Reproduce every entry in the listing without alteration.

> [DATA SHOWN]:
━━━━
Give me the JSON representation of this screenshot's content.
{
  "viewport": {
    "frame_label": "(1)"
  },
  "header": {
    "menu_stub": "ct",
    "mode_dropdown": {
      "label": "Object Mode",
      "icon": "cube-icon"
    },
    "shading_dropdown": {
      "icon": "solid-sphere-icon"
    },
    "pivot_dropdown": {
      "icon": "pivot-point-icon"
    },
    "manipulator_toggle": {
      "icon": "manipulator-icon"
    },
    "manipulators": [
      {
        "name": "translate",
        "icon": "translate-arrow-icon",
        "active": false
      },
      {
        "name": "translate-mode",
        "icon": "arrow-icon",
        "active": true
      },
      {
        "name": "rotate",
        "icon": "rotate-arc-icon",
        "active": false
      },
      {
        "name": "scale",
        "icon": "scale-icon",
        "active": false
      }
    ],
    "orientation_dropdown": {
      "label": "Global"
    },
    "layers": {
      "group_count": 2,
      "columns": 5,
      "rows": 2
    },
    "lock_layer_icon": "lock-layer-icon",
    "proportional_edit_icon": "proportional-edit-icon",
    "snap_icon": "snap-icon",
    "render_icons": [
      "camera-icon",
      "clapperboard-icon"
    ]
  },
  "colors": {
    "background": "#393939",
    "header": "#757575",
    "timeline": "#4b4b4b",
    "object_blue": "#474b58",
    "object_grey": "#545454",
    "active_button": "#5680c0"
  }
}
━━━━
> [OUTPUT]:
Give me the JSON representation of this screenshot's content.
{
  "viewport": {
    "frame_label": "(1)"
  },
  "header": {
    "menu_stub": "ct",
    "mode_dropdown": {
      "label": "Object Mode",
      "icon": "cube-icon"
    },
    "shading_dropdown": {
      "icon": "solid-sphere-icon"
    },
    "pivot_dropdown": {
      "icon": "pivot-point-icon"
    },
    "manipulator_toggle": {
      "icon": "manipulator-icon"
    },
    "manipulators": [
      {
        "name": "translate",
        "icon": "translate-arrow-icon",
        "active": false
      },
      {
        "name": "translate-mode",
        "icon": "arrow-icon",
        "active": true
      },
      {
        "name": "rotate",
        "icon": "rotate-arc-icon",
        "active": false
      },
      {
        "name": "scale",
        "icon": "scale-icon",
        "active": false
      }
    ],
    "orientation_dropdown": {
      "label": "Global"
    },
    "layers": {
      "group_count": 2,
      "columns": 5,
      "rows": 2
    },
    "lock_layer_icon": "lock-layer-icon",
    "proportional_edit_icon": "proportional-edit-icon",
    "snap_icon": "snap-icon",
    "render_icons": [
      "camera-icon",
      "clapperboard-icon"
    ]
  },
  "colors": {
    "background": "#393939",
    "header": "#757575",
    "timeline": "#4b4b4b",
    "object_blue": "#474b58",
    "object_grey": "#545454",
    "active_button": "#5680c0"
  }
}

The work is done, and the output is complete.